## De opdracht
Geef alsjeblieft alles van de regel met "y-tick-label: 200 xyxy=(102,215,120,224)" tot en met de regel met "bar xyxy=(133,150,140,334)" weer als Markdown-tabel met de kolommen Nummer en Regel. Laat lege regels weg.

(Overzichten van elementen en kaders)
= = =
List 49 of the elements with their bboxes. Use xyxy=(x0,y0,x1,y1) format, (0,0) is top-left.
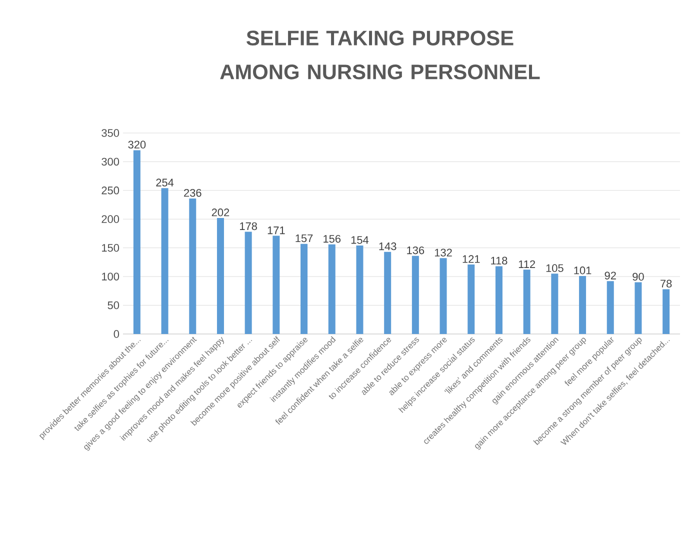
y-tick-label: 200 xyxy=(102,215,120,224)
bar xyxy=(662,289,670,334)
y-tick-label: 250 xyxy=(102,186,120,194)
bar xyxy=(356,246,364,334)
y-tick-label: 0 xyxy=(114,330,120,338)
bar xyxy=(300,244,308,334)
bar xyxy=(579,276,586,334)
bar xyxy=(244,232,252,334)
data-label: 202 xyxy=(212,208,230,216)
bar xyxy=(412,256,419,334)
bar xyxy=(133,150,140,334)
chart-title: SELFIE TAKING PURPOSE AMONG NURSING PERSONNEL xyxy=(220,30,540,80)
bar xyxy=(440,258,447,334)
data-label: 154 xyxy=(351,236,369,244)
bar xyxy=(161,188,168,334)
bar xyxy=(523,270,530,334)
data-label: 254 xyxy=(156,178,174,186)
bar xyxy=(634,282,642,334)
data-label: 90 xyxy=(632,272,644,281)
y-tick-label: 350 xyxy=(102,129,120,137)
data-label: 236 xyxy=(184,189,202,197)
bar xyxy=(551,274,558,334)
data-label: 78 xyxy=(660,280,672,288)
bar xyxy=(189,198,196,334)
data-label: 156 xyxy=(324,234,341,243)
y-tick-label: 300 xyxy=(102,158,120,166)
y-tick-label: 150 xyxy=(102,244,120,252)
data-label: 105 xyxy=(546,264,564,272)
data-label: 178 xyxy=(240,222,257,230)
bar xyxy=(328,244,336,334)
bar xyxy=(495,266,502,334)
data-label: 118 xyxy=(491,256,508,265)
data-label: 121 xyxy=(462,255,480,263)
y-tick-label: 50 xyxy=(108,301,120,310)
bar xyxy=(272,236,280,334)
data-label: 171 xyxy=(268,226,285,234)
bar xyxy=(606,281,614,334)
data-label: 92 xyxy=(604,272,616,280)
data-label: 320 xyxy=(128,140,146,149)
bar xyxy=(216,218,224,334)
data-label: 136 xyxy=(407,246,424,254)
bar xyxy=(468,264,475,334)
data-label: 112 xyxy=(518,260,536,268)
data-label: 132 xyxy=(434,248,452,256)
data-label: 101 xyxy=(574,266,592,274)
data-label: 143 xyxy=(379,242,396,250)
y-tick-label: 100 xyxy=(102,272,120,280)
bar xyxy=(384,252,392,334)
data-label: 157 xyxy=(296,234,313,242)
= = =
## Antwoord hieronder
| Nummer | Regel |
|---|---|
| 1 | y-tick-label: 200 xyxy=(102,215,120,224) |
| 2 | bar xyxy=(662,289,670,334) |
| 3 | y-tick-label: 250 xyxy=(102,186,120,194) |
| 4 | bar xyxy=(356,246,364,334) |
| 5 | y-tick-label: 0 xyxy=(114,330,120,338) |
| 6 | bar xyxy=(300,244,308,334) |
| 7 | bar xyxy=(579,276,586,334) |
| 8 | bar xyxy=(244,232,252,334) |
| 9 | data-label: 202 xyxy=(212,208,230,216) |
| 10 | bar xyxy=(412,256,419,334) |
| 11 | bar xyxy=(133,150,140,334) |